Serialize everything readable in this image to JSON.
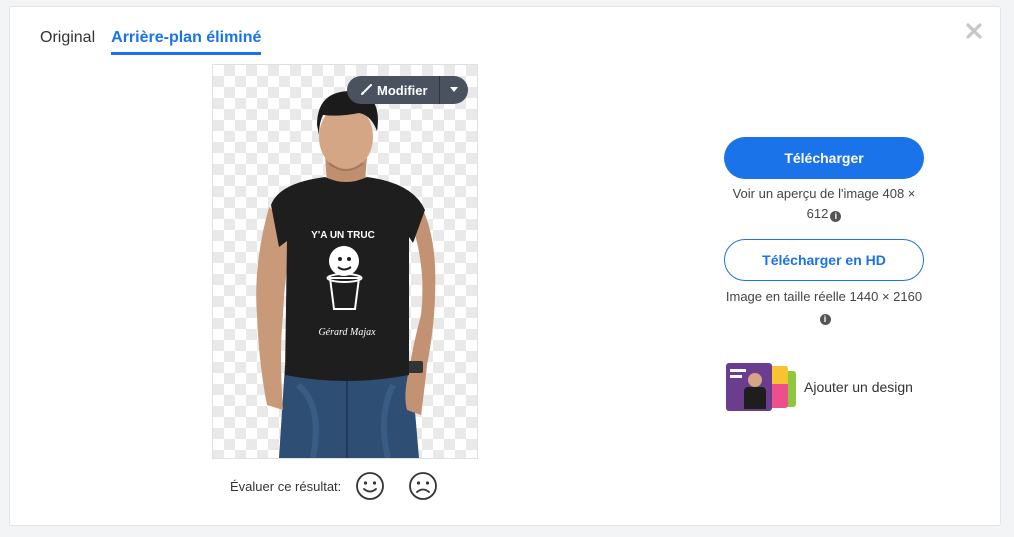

==

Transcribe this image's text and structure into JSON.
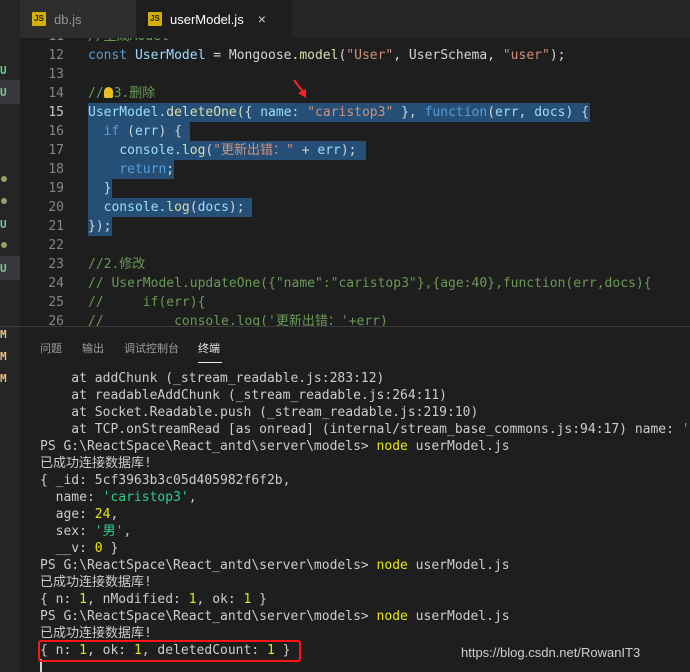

==

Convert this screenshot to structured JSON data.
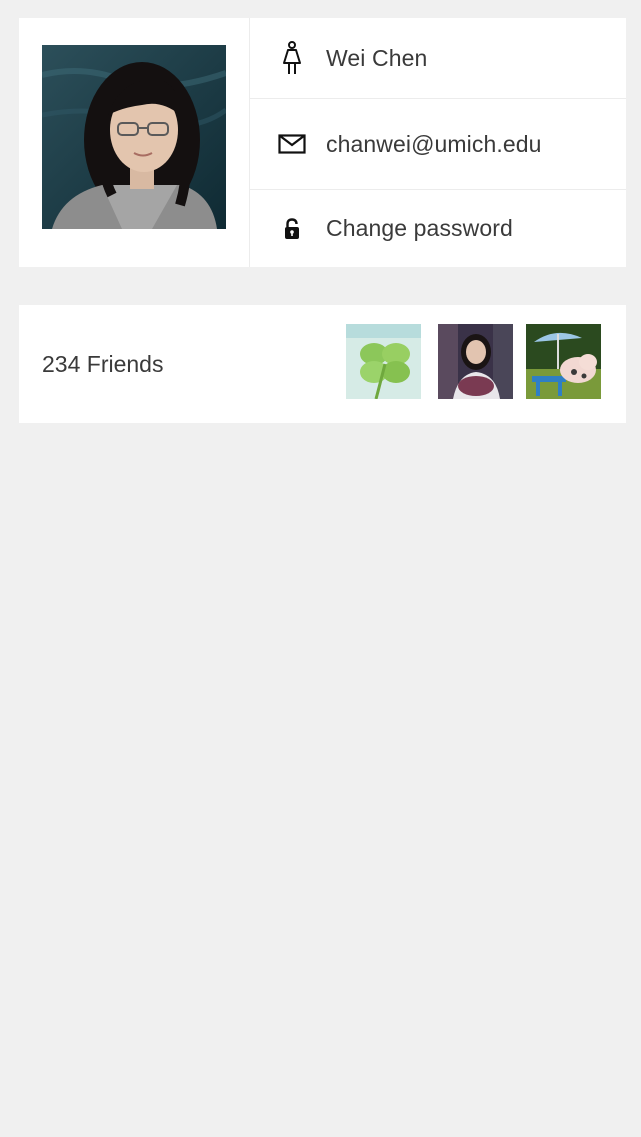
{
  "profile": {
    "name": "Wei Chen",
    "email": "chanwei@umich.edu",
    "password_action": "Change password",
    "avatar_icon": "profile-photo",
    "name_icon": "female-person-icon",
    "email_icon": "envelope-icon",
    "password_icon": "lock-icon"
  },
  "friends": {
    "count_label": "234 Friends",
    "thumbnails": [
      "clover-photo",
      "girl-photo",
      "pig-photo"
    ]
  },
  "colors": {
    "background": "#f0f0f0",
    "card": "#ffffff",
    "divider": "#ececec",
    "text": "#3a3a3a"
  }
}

● Work required: Take each line containing the string "image" and copy it out.

● Expected answer:
Serialize everything readable in this image to JSON.
Transcribe this image's text and structure into JSON.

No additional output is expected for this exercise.